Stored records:
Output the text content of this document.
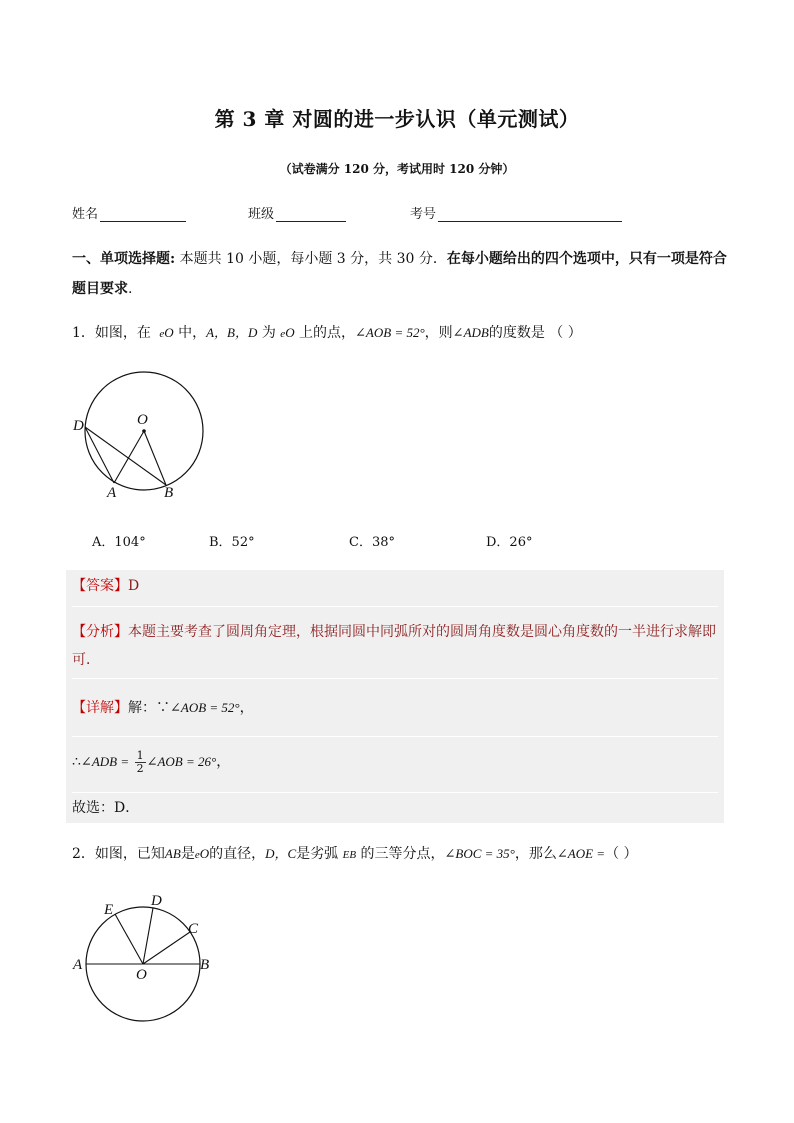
第 3 章 对圆的进一步认识（单元测试）
（试卷满分 120 分，考试用时 120 分钟）
姓名	班级	考号
一、单项选择题: 本题共 10 小题，每小题 3 分，共 30 分．在每小题给出的四个选项中，只有一项是符合题目要求.
1．如图，在 eO 中，A，B，D 为 eO 上的点，∠AOB = 52°，则∠ADB的度数是 （ ）
D	O
A	B
A．104°	B．52°	C．38°	D．26°
【答案】D
【分析】本题主要考查了圆周角定理，根据同圆中同弧所对的圆周角度数是圆心角度数的一半进行求解即
可．
【详解】解：∵∠AOB = 52°，
∴∠ADB = $\frac{1}{2}$ ∠AOB = 26°，
故选：D．
2．如图，已知AB是eO的直径，D，C是劣弧 EB 的三等分点，∠BOC = 35°，那么∠AOE =（ ）
E
D
C
A
O
B
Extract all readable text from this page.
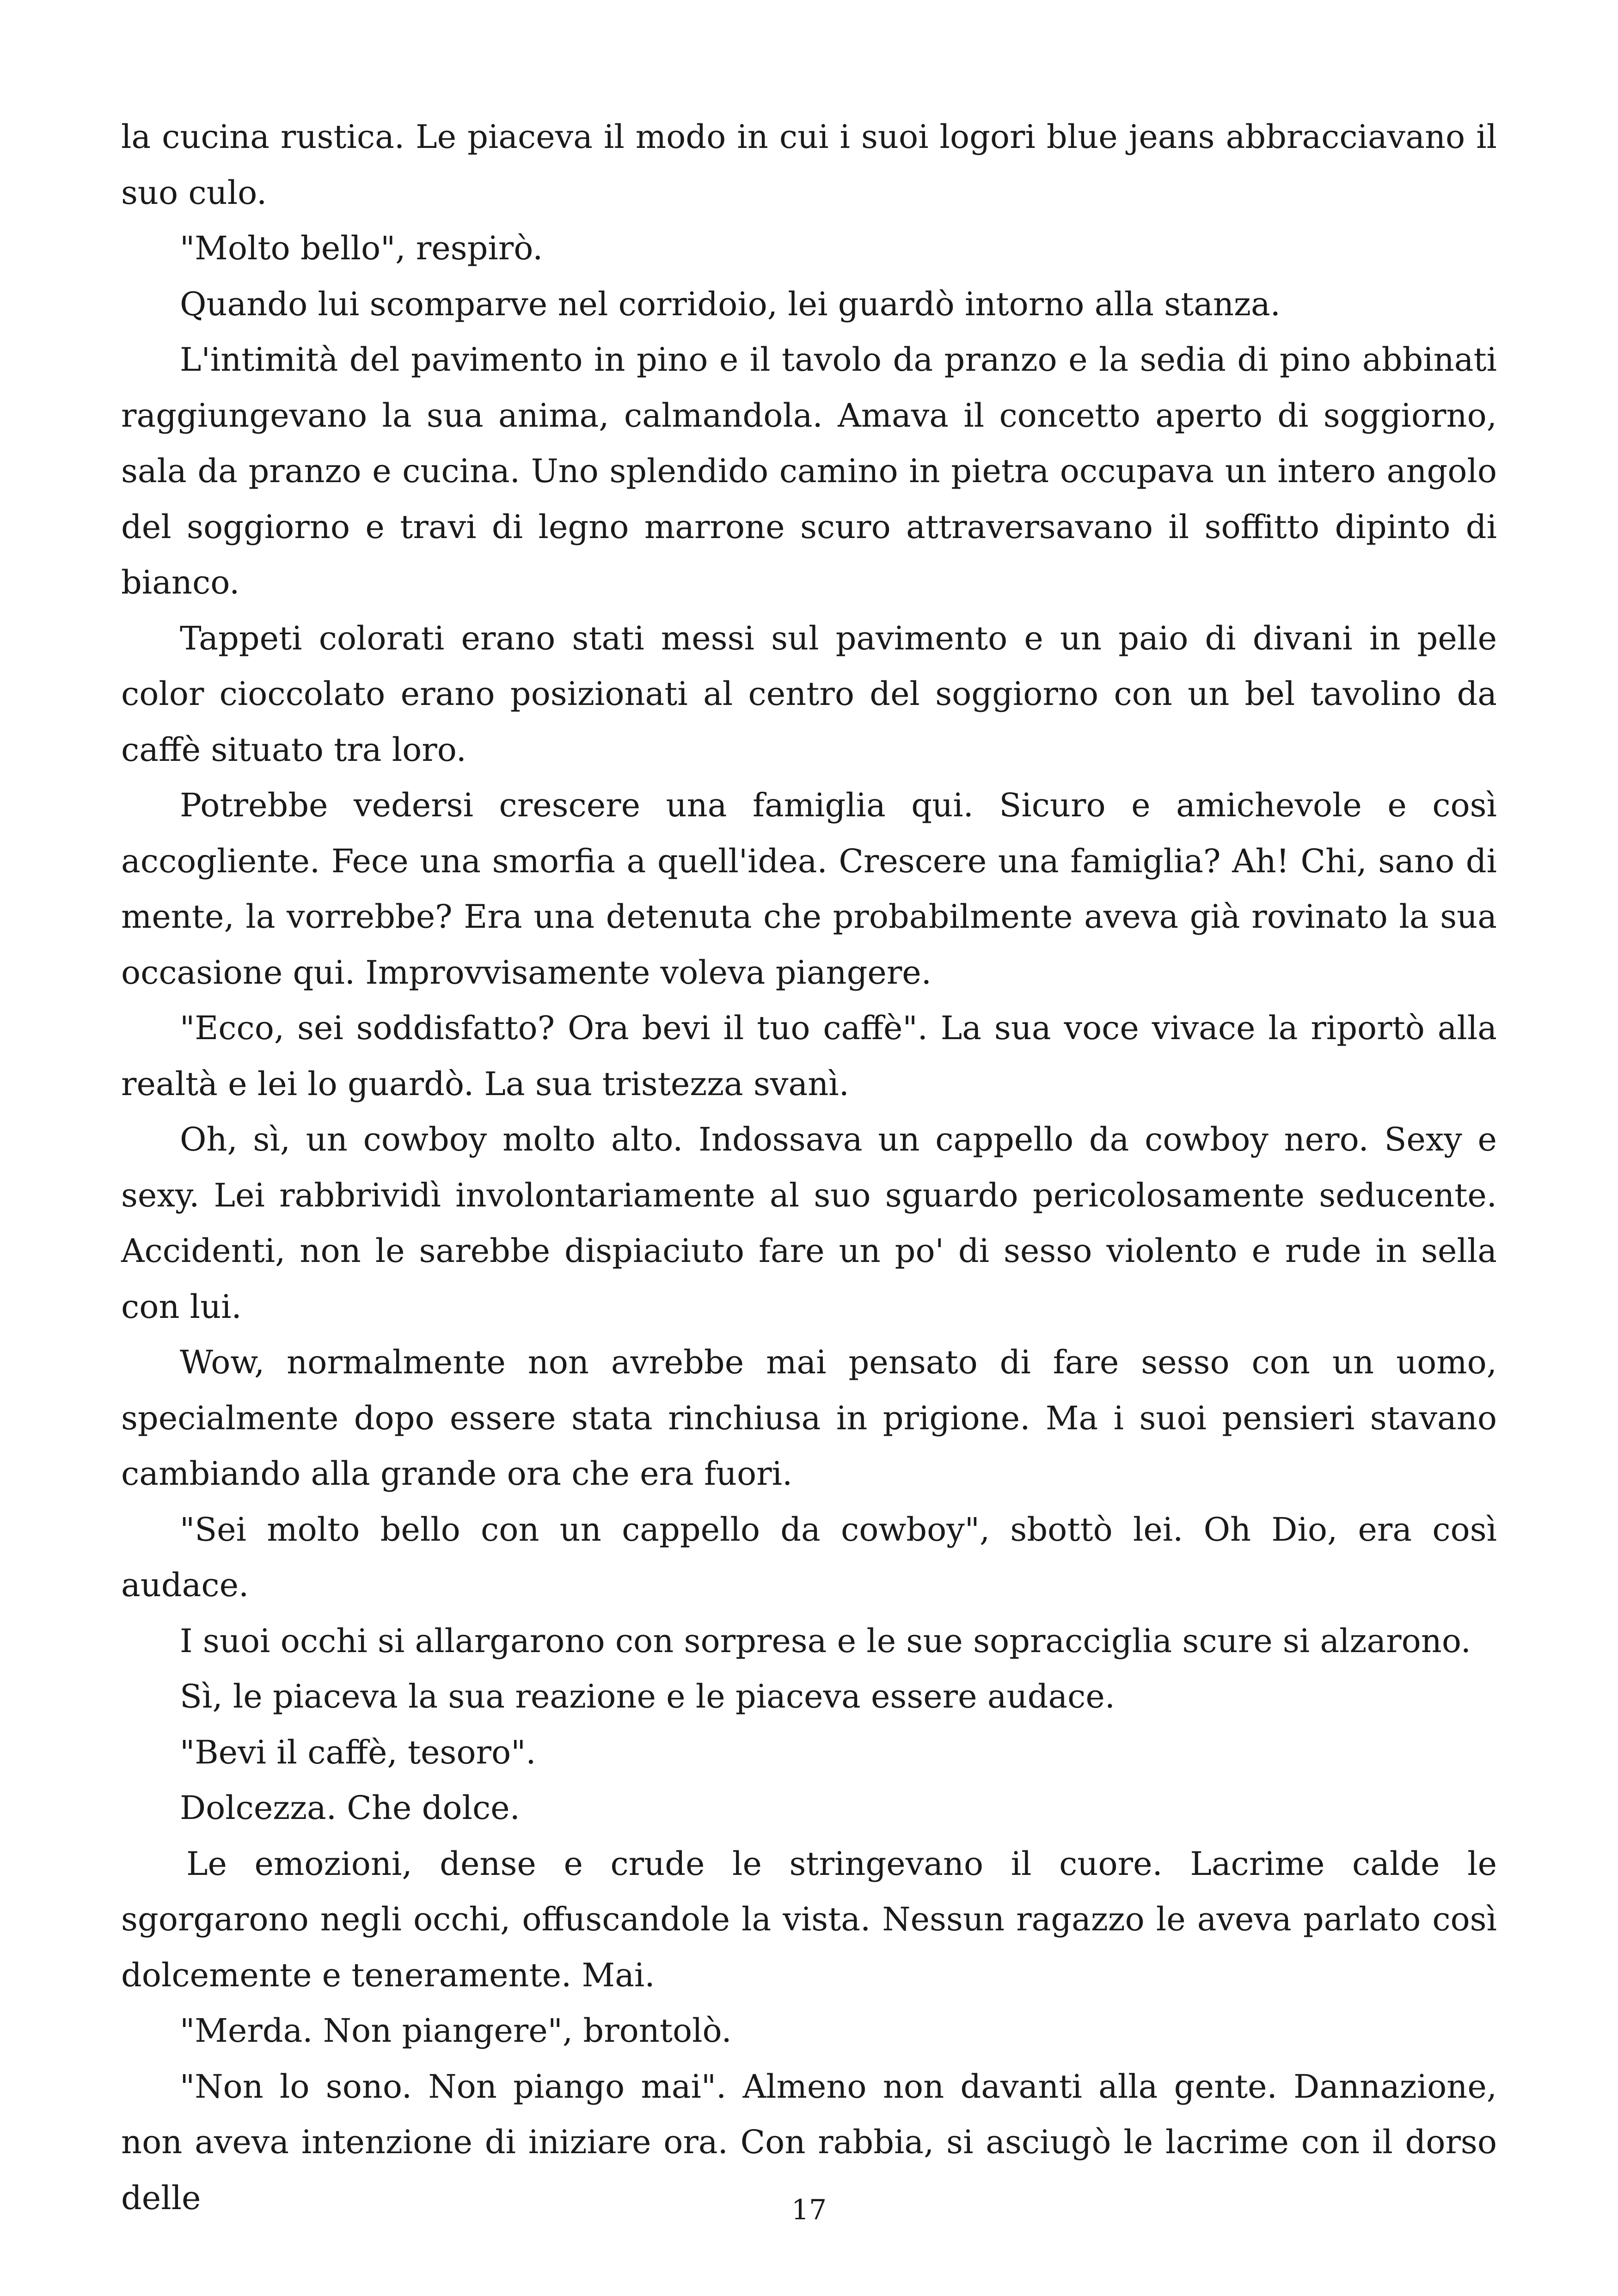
la cucina rustica. Le piaceva il modo in cui i suoi logori blue jeans abbracciavano il suo culo.

"Molto bello", respirò.

Quando lui scomparve nel corridoio, lei guardò intorno alla stanza.

L'intimità del pavimento in pino e il tavolo da pranzo e la sedia di pino abbinati raggiungevano la sua anima, calmandola. Amava il concetto aperto di soggiorno, sala da pranzo e cucina. Uno splendido camino in pietra occupava un intero angolo del soggiorno e travi di legno marrone scuro attraversavano il soffitto dipinto di bianco.

Tappeti colorati erano stati messi sul pavimento e un paio di divani in pelle color cioccolato erano posizionati al centro del soggiorno con un bel tavolino da caffè situato tra loro.

Potrebbe vedersi crescere una famiglia qui. Sicuro e amichevole e così accogliente. Fece una smorfia a quell'idea. Crescere una famiglia? Ah! Chi, sano di mente, la vorrebbe? Era una detenuta che probabilmente aveva già rovinato la sua occasione qui. Improvvisamente voleva piangere.

"Ecco, sei soddisfatto? Ora bevi il tuo caffè". La sua voce vivace la riportò alla realtà e lei lo guardò. La sua tristezza svanì.

Oh, sì, un cowboy molto alto. Indossava un cappello da cowboy nero. Sexy e sexy. Lei rabbrividì involontariamente al suo sguardo pericolosamente seducente. Accidenti, non le sarebbe dispiaciuto fare un po' di sesso violento e rude in sella con lui.

Wow, normalmente non avrebbe mai pensato di fare sesso con un uomo, specialmente dopo essere stata rinchiusa in prigione. Ma i suoi pensieri stavano cambiando alla grande ora che era fuori.

"Sei molto bello con un cappello da cowboy", sbottò lei. Oh Dio, era così audace.

I suoi occhi si allargarono con sorpresa e le sue sopracciglia scure si alzarono.

Sì, le piaceva la sua reazione e le piaceva essere audace.

"Bevi il caffè, tesoro".

Dolcezza. Che dolce.

Le emozioni, dense e crude le stringevano il cuore. Lacrime calde le sgorgarono negli occhi, offuscandole la vista. Nessun ragazzo le aveva parlato così dolcemente e teneramente. Mai.

"Merda. Non piangere", brontolò.

"Non lo sono. Non piango mai". Almeno non davanti alla gente. Dannazione, non aveva intenzione di iniziare ora. Con rabbia, si asciugò le lacrime con il dorso delle	17
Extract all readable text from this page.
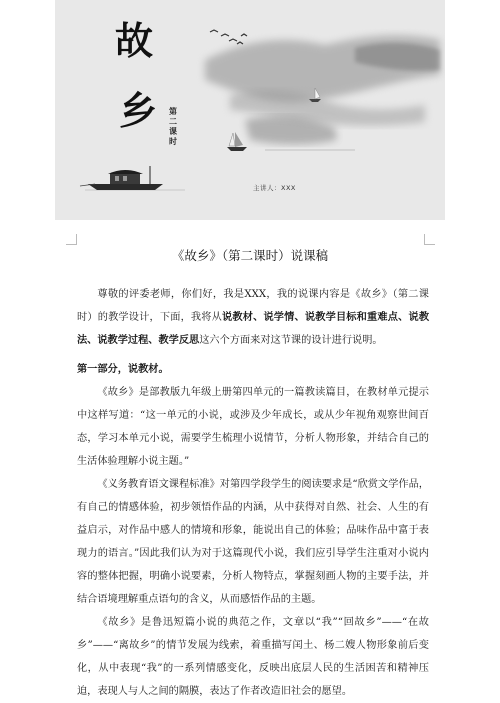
故
乡 第二课时
主讲人：XXX
《故乡》（第二课时）说课稿

尊敬的评委老师，你们好，我是XXX，我的说课内容是《故乡》（第二课时）的教学设计，下面，我将从说教材、说学情、说教学目标和重难点、说教法、说教学过程、教学反思这六个方面来对这节课的设计进行说明。

第一部分，说教材。

《故乡》是部教版九年级上册第四单元的一篇教读篇目，在教材单元提示中这样写道：“这一单元的小说，或涉及少年成长，或从少年视角观察世间百态，学习本单元小说，需要学生梳理小说情节，分析人物形象，并结合自己的生活体验理解小说主题。”

《义务教育语文课程标准》对第四学段学生的阅读要求是“欣赏文学作品，有自己的情感体验，初步领悟作品的内涵，从中获得对自然、社会、人生的有益启示，对作品中感人的情境和形象，能说出自己的体验；品味作品中富于表现力的语言。”因此我们认为对于这篇现代小说，我们应引导学生注重对小说内容的整体把握，明确小说要素，分析人物特点，掌握刻画人物的主要手法，并结合语境理解重点语句的含义，从而感悟作品的主题。

《故乡》是鲁迅短篇小说的典范之作，文章以“我”“回故乡”——“在故乡”——“离故乡”的情节发展为线索，着重描写闰土、杨二嫂人物形象前后变化，从中表现“我”的一系列情感变化，反映出底层人民的生活困苦和精神压迫，表现人与人之间的隔膜，表达了作者改造旧社会的愿望。
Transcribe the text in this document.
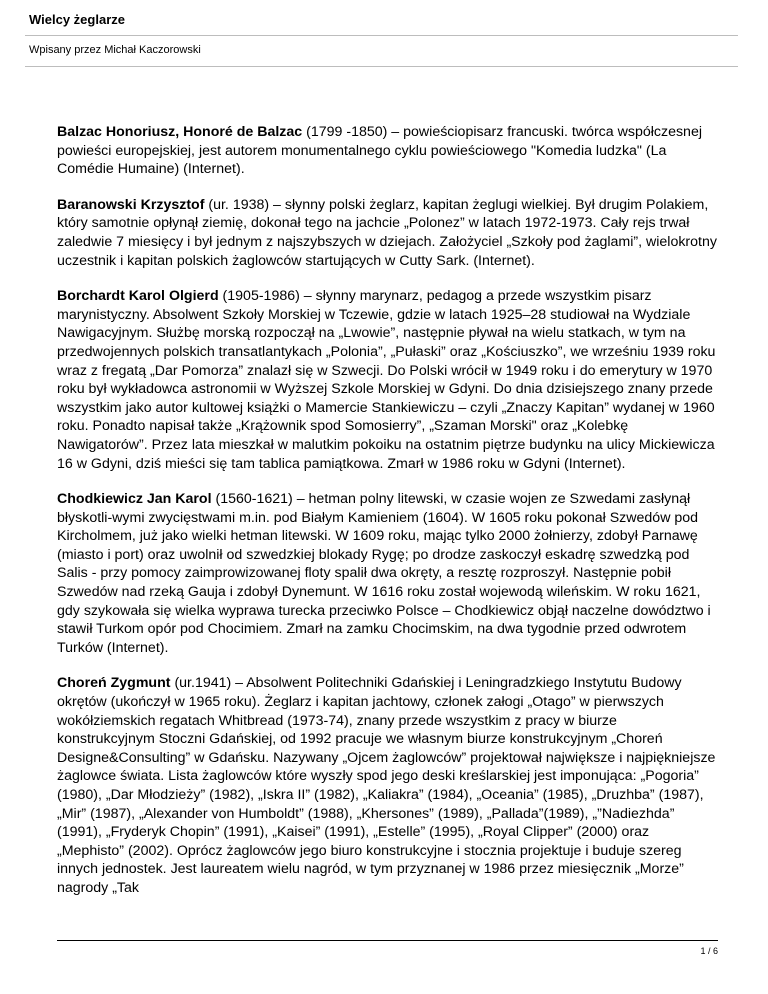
Wielcy żeglarze
Wpisany przez Michał Kaczorowski

Balzac Honoriusz, Honoré de Balzac (1799 -1850) – powieściopisarz francuski. twórca współczesnej powieści europejskiej, jest autorem monumentalnego cyklu powieściowego "Komedia ludzka" (La Comédie Humaine) (Internet).

Baranowski Krzysztof (ur. 1938) – słynny polski żeglarz, kapitan żeglugi wielkiej. Był drugim Polakiem, który samotnie opłynął ziemię, dokonał tego na jachcie „Polonez” w latach 1972-1973. Cały rejs trwał zaledwie 7 miesięcy i był jednym z najszybszych w dziejach. Założyciel „Szkoły pod żaglami”, wielokrotny uczestnik i kapitan polskich żaglowców startujących w Cutty Sark. (Internet).

Borchardt Karol Olgierd (1905-1986) – słynny marynarz, pedagog a przede wszystkim pisarz marynistyczny. Absolwent Szkoły Morskiej w Tczewie, gdzie w latach 1925–28 studiował na Wydziale Nawigacyjnym. Służbę morską rozpoczął na „Lwowie”, następnie pływał na wielu statkach, w tym na przedwojennych polskich transatlantykach „Polonia”, „Pułaski” oraz „Kościuszko”, we wrześniu 1939 roku wraz z fregatą „Dar Pomorza” znalazł się w Szwecji. Do Polski wrócił w 1949 roku i do emerytury w 1970 roku był wykładowca astronomii w Wyższej Szkole Morskiej w Gdyni. Do dnia dzisiejszego znany przede wszystkim jako autor kultowej książki o Mamercie Stankiewiczu – czyli „Znaczy Kapitan” wydanej w 1960 roku. Ponadto napisał także „Krążownik spod Somosierry”, „Szaman Morski" oraz „Kolebkę Nawigatorów”. Przez lata mieszkał w malutkim pokoiku na ostatnim piętrze budynku na ulicy Mickiewicza 16 w Gdyni, dziś mieści się tam tablica pamiątkowa. Zmarł w 1986 roku w Gdyni (Internet).

Chodkiewicz Jan Karol (1560-1621) – hetman polny litewski, w czasie wojen ze Szwedami zasłynął błyskotli-wymi zwycięstwami m.in. pod Białym Kamieniem (1604). W 1605 roku pokonał Szwedów pod Kircholmem, już jako wielki hetman litewski. W 1609 roku, mając tylko 2000 żołnierzy, zdobył Parnawę (miasto i port) oraz uwolnił od szwedzkiej blokady Rygę; po drodze zaskoczył eskadrę szwedzką pod Salis - przy pomocy zaimprowizowanej floty spalił dwa okręty, a resztę rozproszył. Następnie pobił Szwedów nad rzeką Gauja i zdobył Dynemunt. W 1616 roku został wojewodą wileńskim. W roku 1621, gdy szykowała się wielka wyprawa turecka przeciwko Polsce – Chodkiewicz objął naczelne dowództwo i stawił Turkom opór pod Chocimiem. Zmarł na zamku Chocimskim, na dwa tygodnie przed odwrotem Turków (Internet).

Choreń Zygmunt (ur.1941) – Absolwent Politechniki Gdańskiej i Leningradzkiego Instytutu Budowy okrętów (ukończył w 1965 roku). Żeglarz i kapitan jachtowy, członek załogi „Otago” w pierwszych wokółziemskich regatach Whitbread (1973-74), znany przede wszystkim z pracy w biurze konstrukcyjnym Stoczni Gdańskiej, od 1992 pracuje we własnym biurze konstrukcyjnym „Choreń Designe&Consulting” w Gdańsku. Nazywany „Ojcem żaglowców” projektował największe i najpiękniejsze żaglowce świata. Lista żaglowców które wyszły spod jego deski kreślarskiej jest imponująca: „Pogoria” (1980), „Dar Młodzieży” (1982), „Iskra II” (1982), „Kaliakra” (1984), „Oceania” (1985), „Druzhba” (1987), „Mir” (1987), „Alexander von Humboldt” (1988), „Khersones” (1989), „Pallada”(1989), „”Nadiezhda” (1991), „Fryderyk Chopin” (1991), „Kaisei” (1991), „Estelle” (1995), „Royal Clipper” (2000) oraz „Mephisto” (2002). Oprócz żaglowców jego biuro konstrukcyjne i stocznia projektuje i buduje szereg innych jednostek. Jest laureatem wielu nagród, w tym przyznanej w 1986 przez miesięcznik „Morze” nagrody „Tak

1 / 6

### SHORT TASK:
From the listing, tally every line with the word "audace" in it and give only the tally.

### FINAL RESULT:
2